STATED EXERCISE:
Reproduce the whole listing below line for line, changing nothing.

[Saved entries]
####

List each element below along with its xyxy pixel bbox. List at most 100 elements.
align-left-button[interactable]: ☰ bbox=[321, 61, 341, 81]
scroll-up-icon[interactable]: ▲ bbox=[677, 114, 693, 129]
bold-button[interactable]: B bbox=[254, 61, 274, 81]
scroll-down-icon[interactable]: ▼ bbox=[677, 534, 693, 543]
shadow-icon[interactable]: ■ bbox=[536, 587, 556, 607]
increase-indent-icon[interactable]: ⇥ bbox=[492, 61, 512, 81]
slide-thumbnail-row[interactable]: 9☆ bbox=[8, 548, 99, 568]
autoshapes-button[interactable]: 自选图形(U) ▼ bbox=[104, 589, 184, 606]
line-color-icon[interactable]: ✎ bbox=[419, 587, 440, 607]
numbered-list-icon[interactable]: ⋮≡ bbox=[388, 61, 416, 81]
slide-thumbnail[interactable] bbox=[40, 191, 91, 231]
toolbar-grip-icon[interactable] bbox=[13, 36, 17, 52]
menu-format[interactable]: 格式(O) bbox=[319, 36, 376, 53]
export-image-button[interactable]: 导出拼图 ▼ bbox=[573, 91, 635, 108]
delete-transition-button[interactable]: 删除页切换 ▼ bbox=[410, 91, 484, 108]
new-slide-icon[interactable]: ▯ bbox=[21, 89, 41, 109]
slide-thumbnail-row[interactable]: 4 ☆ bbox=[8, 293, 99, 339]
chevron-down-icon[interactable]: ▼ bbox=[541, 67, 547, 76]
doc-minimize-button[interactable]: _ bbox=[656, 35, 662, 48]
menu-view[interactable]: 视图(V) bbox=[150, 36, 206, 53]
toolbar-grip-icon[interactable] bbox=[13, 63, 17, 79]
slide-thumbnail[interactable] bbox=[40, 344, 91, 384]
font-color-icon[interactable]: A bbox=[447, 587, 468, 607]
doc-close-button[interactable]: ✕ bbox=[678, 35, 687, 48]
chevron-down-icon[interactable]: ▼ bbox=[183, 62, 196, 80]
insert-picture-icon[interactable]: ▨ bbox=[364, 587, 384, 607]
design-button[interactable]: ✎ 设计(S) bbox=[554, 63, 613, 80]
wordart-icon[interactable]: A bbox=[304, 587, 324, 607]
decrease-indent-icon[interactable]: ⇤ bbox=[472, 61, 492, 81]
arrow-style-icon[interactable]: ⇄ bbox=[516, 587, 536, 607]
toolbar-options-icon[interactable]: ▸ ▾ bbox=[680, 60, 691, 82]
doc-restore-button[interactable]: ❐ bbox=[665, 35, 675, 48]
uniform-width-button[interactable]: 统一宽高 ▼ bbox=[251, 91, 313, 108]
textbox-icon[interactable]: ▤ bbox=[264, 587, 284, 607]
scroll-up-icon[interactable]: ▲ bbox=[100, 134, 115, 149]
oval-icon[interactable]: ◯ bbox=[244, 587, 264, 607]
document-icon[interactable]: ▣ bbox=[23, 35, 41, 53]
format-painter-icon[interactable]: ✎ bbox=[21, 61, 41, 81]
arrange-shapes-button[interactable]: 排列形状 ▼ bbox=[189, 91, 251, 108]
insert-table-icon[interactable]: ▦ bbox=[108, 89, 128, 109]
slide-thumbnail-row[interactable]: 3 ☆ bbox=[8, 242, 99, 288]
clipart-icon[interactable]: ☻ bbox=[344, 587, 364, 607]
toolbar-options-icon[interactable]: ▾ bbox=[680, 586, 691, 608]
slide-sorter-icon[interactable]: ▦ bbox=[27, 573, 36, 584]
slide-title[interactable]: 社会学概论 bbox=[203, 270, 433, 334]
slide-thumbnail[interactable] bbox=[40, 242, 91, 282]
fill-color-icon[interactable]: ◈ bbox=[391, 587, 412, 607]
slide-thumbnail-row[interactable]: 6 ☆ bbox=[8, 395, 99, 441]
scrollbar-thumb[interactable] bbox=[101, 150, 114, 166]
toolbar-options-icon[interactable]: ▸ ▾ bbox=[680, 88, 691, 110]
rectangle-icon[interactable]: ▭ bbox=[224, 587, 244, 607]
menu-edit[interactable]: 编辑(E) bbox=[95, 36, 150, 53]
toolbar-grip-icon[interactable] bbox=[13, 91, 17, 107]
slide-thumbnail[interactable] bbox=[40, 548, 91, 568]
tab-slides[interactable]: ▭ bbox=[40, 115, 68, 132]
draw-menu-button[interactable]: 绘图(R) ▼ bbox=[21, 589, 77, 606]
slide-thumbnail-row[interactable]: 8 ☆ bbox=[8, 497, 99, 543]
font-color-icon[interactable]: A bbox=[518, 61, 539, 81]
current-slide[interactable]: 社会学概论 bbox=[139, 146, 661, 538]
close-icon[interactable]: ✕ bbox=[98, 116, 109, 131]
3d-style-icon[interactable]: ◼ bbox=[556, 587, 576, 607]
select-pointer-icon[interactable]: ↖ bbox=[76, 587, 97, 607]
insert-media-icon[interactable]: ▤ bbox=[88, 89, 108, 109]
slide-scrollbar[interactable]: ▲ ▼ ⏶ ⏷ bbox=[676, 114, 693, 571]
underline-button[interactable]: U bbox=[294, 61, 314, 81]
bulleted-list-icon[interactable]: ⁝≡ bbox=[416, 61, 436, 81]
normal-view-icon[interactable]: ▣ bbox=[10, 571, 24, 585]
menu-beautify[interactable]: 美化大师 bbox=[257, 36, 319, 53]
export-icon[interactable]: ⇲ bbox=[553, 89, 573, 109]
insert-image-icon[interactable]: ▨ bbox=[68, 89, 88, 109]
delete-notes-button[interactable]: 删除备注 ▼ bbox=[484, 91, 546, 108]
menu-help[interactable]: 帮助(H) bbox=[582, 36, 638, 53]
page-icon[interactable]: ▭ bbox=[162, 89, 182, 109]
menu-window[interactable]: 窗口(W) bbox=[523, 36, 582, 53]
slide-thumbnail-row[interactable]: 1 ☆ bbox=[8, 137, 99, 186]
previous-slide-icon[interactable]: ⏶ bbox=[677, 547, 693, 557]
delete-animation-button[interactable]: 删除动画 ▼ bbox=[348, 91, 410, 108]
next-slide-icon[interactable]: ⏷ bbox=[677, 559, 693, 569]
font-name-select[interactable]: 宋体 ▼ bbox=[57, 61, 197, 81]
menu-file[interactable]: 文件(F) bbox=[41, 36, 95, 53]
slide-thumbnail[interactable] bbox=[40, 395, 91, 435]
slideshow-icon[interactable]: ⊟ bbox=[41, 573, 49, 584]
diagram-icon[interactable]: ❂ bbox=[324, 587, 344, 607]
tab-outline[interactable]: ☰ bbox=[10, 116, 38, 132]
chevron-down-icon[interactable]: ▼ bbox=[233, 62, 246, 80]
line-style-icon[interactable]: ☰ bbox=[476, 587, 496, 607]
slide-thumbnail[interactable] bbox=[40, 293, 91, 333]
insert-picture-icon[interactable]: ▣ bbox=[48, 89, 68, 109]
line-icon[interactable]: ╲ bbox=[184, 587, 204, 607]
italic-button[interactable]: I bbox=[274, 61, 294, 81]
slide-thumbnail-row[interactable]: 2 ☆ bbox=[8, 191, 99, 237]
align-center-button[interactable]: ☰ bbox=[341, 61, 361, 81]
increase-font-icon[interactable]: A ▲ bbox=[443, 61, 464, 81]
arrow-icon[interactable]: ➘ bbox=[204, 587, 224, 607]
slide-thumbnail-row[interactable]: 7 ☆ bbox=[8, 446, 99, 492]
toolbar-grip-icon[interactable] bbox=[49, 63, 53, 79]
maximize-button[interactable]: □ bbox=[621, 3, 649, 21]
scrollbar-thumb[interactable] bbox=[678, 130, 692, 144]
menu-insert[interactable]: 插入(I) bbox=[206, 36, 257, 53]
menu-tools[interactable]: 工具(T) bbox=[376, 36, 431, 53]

####

EXPECTED ANSWER:
List each element below along with its xyxy pixel bbox. List at most 100 elements.
align-left-button[interactable]: ☰ bbox=[321, 61, 341, 81]
scroll-up-icon[interactable]: ▲ bbox=[677, 114, 693, 129]
bold-button[interactable]: B bbox=[254, 61, 274, 81]
scroll-down-icon[interactable]: ▼ bbox=[677, 534, 693, 543]
shadow-icon[interactable]: ■ bbox=[536, 587, 556, 607]
increase-indent-icon[interactable]: ⇥ bbox=[492, 61, 512, 81]
slide-thumbnail-row[interactable]: 9☆ bbox=[8, 548, 99, 568]
autoshapes-button[interactable]: 自选图形(U) ▼ bbox=[104, 589, 184, 606]
line-color-icon[interactable]: ✎ bbox=[419, 587, 440, 607]
numbered-list-icon[interactable]: ⋮≡ bbox=[388, 61, 416, 81]
slide-thumbnail[interactable] bbox=[40, 191, 91, 231]
toolbar-grip-icon[interactable] bbox=[13, 36, 17, 52]
menu-format[interactable]: 格式(O) bbox=[319, 36, 376, 53]
export-image-button[interactable]: 导出拼图 ▼ bbox=[573, 91, 635, 108]
delete-transition-button[interactable]: 删除页切换 ▼ bbox=[410, 91, 484, 108]
new-slide-icon[interactable]: ▯ bbox=[21, 89, 41, 109]
slide-thumbnail-row[interactable]: 4 ☆ bbox=[8, 293, 99, 339]
chevron-down-icon[interactable]: ▼ bbox=[541, 67, 547, 76]
doc-minimize-button[interactable]: _ bbox=[656, 35, 662, 48]
menu-view[interactable]: 视图(V) bbox=[150, 36, 206, 53]
toolbar-grip-icon[interactable] bbox=[13, 63, 17, 79]
slide-thumbnail[interactable] bbox=[40, 344, 91, 384]
font-color-icon[interactable]: A bbox=[447, 587, 468, 607]
doc-close-button[interactable]: ✕ bbox=[678, 35, 687, 48]
chevron-down-icon[interactable]: ▼ bbox=[183, 62, 196, 80]
insert-picture-icon[interactable]: ▨ bbox=[364, 587, 384, 607]
design-button[interactable]: ✎ 设计(S) bbox=[554, 63, 613, 80]
wordart-icon[interactable]: A bbox=[304, 587, 324, 607]
decrease-indent-icon[interactable]: ⇤ bbox=[472, 61, 492, 81]
arrow-style-icon[interactable]: ⇄ bbox=[516, 587, 536, 607]
toolbar-options-icon[interactable]: ▸ ▾ bbox=[680, 60, 691, 82]
doc-restore-button[interactable]: ❐ bbox=[665, 35, 675, 48]
uniform-width-button[interactable]: 统一宽高 ▼ bbox=[251, 91, 313, 108]
textbox-icon[interactable]: ▤ bbox=[264, 587, 284, 607]
scroll-up-icon[interactable]: ▲ bbox=[100, 134, 115, 149]
oval-icon[interactable]: ◯ bbox=[244, 587, 264, 607]
document-icon[interactable]: ▣ bbox=[23, 35, 41, 53]
format-painter-icon[interactable]: ✎ bbox=[21, 61, 41, 81]
arrange-shapes-button[interactable]: 排列形状 ▼ bbox=[189, 91, 251, 108]
insert-table-icon[interactable]: ▦ bbox=[108, 89, 128, 109]
slide-thumbnail-row[interactable]: 3 ☆ bbox=[8, 242, 99, 288]
clipart-icon[interactable]: ☻ bbox=[344, 587, 364, 607]
toolbar-options-icon[interactable]: ▾ bbox=[680, 586, 691, 608]
slide-sorter-icon[interactable]: ▦ bbox=[27, 573, 36, 584]
slide-title[interactable]: 社会学概论 bbox=[203, 270, 433, 334]
slide-thumbnail[interactable] bbox=[40, 242, 91, 282]
fill-color-icon[interactable]: ◈ bbox=[391, 587, 412, 607]
slide-thumbnail-row[interactable]: 6 ☆ bbox=[8, 395, 99, 441]
scrollbar-thumb[interactable] bbox=[101, 150, 114, 166]
toolbar-options-icon[interactable]: ▸ ▾ bbox=[680, 88, 691, 110]
rectangle-icon[interactable]: ▭ bbox=[224, 587, 244, 607]
menu-edit[interactable]: 编辑(E) bbox=[95, 36, 150, 53]
toolbar-grip-icon[interactable] bbox=[13, 91, 17, 107]
slide-thumbnail[interactable] bbox=[40, 548, 91, 568]
tab-slides[interactable]: ▭ bbox=[40, 115, 68, 132]
draw-menu-button[interactable]: 绘图(R) ▼ bbox=[21, 589, 77, 606]
slide-thumbnail-row[interactable]: 8 ☆ bbox=[8, 497, 99, 543]
font-color-icon[interactable]: A bbox=[518, 61, 539, 81]
current-slide[interactable]: 社会学概论 bbox=[139, 146, 661, 538]
close-icon[interactable]: ✕ bbox=[98, 116, 109, 131]
3d-style-icon[interactable]: ◼ bbox=[556, 587, 576, 607]
select-pointer-icon[interactable]: ↖ bbox=[76, 587, 97, 607]
insert-media-icon[interactable]: ▤ bbox=[88, 89, 108, 109]
slide-scrollbar[interactable]: ▲ ▼ ⏶ ⏷ bbox=[676, 114, 693, 571]
underline-button[interactable]: U bbox=[294, 61, 314, 81]
bulleted-list-icon[interactable]: ⁝≡ bbox=[416, 61, 436, 81]
normal-view-icon[interactable]: ▣ bbox=[10, 571, 24, 585]
menu-beautify[interactable]: 美化大师 bbox=[257, 36, 319, 53]
export-icon[interactable]: ⇲ bbox=[553, 89, 573, 109]
insert-image-icon[interactable]: ▨ bbox=[68, 89, 88, 109]
delete-notes-button[interactable]: 删除备注 ▼ bbox=[484, 91, 546, 108]
menu-help[interactable]: 帮助(H) bbox=[582, 36, 638, 53]
page-icon[interactable]: ▭ bbox=[162, 89, 182, 109]
menu-window[interactable]: 窗口(W) bbox=[523, 36, 582, 53]
slide-thumbnail-row[interactable]: 1 ☆ bbox=[8, 137, 99, 186]
previous-slide-icon[interactable]: ⏶ bbox=[677, 547, 693, 557]
delete-animation-button[interactable]: 删除动画 ▼ bbox=[348, 91, 410, 108]
next-slide-icon[interactable]: ⏷ bbox=[677, 559, 693, 569]
font-name-select[interactable]: 宋体 ▼ bbox=[57, 61, 197, 81]
menu-file[interactable]: 文件(F) bbox=[41, 36, 95, 53]
slide-thumbnail[interactable] bbox=[40, 395, 91, 435]
slideshow-icon[interactable]: ⊟ bbox=[41, 573, 49, 584]
diagram-icon[interactable]: ❂ bbox=[324, 587, 344, 607]
tab-outline[interactable]: ☰ bbox=[10, 116, 38, 132]
chevron-down-icon[interactable]: ▼ bbox=[233, 62, 246, 80]
line-style-icon[interactable]: ☰ bbox=[476, 587, 496, 607]
slide-thumbnail[interactable] bbox=[40, 293, 91, 333]
insert-picture-icon[interactable]: ▣ bbox=[48, 89, 68, 109]
line-icon[interactable]: ╲ bbox=[184, 587, 204, 607]
italic-button[interactable]: I bbox=[274, 61, 294, 81]
slide-thumbnail-row[interactable]: 2 ☆ bbox=[8, 191, 99, 237]
align-center-button[interactable]: ☰ bbox=[341, 61, 361, 81]
increase-font-icon[interactable]: A ▲ bbox=[443, 61, 464, 81]
arrow-icon[interactable]: ➘ bbox=[204, 587, 224, 607]
slide-thumbnail-row[interactable]: 7 ☆ bbox=[8, 446, 99, 492]
toolbar-grip-icon[interactable] bbox=[49, 63, 53, 79]
maximize-button[interactable]: □ bbox=[621, 3, 649, 21]
scrollbar-thumb[interactable] bbox=[678, 130, 692, 144]
menu-insert[interactable]: 插入(I) bbox=[206, 36, 257, 53]
menu-tools[interactable]: 工具(T) bbox=[376, 36, 431, 53]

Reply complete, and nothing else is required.